- _Instructions for the task_: Gather up all lines that carry the word "Server".

========

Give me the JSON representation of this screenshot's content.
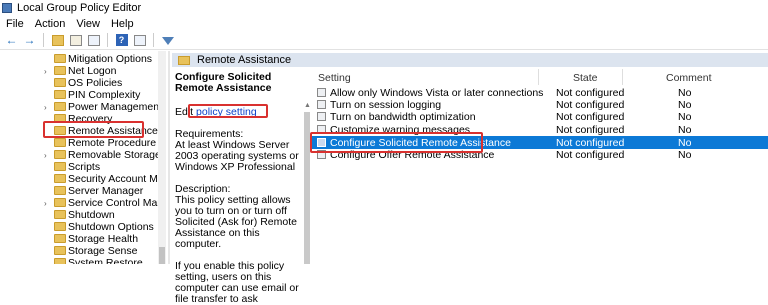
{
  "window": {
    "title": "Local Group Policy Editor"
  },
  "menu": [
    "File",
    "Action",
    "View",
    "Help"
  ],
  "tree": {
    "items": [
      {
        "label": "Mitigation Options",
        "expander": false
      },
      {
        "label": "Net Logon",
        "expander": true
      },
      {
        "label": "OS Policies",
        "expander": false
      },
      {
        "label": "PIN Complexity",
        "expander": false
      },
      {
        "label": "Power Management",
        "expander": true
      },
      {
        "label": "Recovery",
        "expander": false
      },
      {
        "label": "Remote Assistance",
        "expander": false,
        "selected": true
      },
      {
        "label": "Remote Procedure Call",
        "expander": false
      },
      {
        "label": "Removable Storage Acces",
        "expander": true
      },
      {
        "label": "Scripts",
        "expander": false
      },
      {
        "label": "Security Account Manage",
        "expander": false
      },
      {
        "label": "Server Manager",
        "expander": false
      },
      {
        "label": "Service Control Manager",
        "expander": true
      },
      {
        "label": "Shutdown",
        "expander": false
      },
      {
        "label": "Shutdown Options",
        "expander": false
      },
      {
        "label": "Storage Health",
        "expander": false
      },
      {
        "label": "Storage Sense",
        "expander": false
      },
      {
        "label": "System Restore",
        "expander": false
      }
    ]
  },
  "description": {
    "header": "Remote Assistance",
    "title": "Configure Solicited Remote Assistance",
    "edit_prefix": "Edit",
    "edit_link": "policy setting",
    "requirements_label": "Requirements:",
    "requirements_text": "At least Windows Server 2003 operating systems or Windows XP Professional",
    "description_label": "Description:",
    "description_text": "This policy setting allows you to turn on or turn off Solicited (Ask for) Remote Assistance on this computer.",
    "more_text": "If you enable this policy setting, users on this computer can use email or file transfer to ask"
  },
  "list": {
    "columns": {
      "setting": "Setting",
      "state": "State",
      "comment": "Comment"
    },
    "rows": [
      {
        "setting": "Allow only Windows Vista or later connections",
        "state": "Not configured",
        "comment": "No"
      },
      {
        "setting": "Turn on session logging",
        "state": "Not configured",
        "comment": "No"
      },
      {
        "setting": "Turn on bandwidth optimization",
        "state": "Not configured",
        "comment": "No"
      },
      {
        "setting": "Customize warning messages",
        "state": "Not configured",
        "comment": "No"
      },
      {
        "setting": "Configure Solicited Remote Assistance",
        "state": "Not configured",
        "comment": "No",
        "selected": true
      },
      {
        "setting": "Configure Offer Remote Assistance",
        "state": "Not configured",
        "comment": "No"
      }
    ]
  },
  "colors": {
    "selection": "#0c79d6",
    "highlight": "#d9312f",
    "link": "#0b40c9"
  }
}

========

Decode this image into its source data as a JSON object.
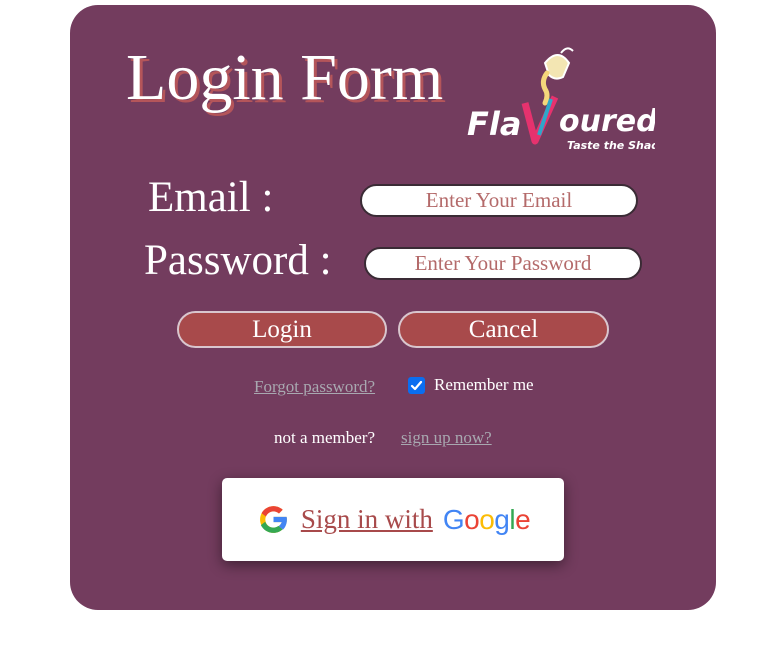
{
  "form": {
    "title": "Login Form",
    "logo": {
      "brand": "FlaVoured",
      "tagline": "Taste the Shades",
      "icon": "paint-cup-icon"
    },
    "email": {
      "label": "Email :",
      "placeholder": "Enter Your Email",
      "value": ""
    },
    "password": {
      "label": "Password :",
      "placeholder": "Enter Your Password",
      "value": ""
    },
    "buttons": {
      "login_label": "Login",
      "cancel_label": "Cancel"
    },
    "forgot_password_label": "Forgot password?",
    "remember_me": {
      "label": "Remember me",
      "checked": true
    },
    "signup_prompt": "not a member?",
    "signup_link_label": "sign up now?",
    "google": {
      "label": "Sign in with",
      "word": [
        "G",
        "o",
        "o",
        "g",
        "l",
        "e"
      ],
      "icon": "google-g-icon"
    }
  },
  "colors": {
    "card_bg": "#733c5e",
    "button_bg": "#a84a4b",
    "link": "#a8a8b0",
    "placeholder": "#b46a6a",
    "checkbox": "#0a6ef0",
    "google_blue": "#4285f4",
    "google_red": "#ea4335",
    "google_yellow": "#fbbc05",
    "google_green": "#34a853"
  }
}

========

- _Task result_:
        "label": "Server Manager",
    "requirements_text": "At least Windows Server 2003 operating systems or Windows XP Professional",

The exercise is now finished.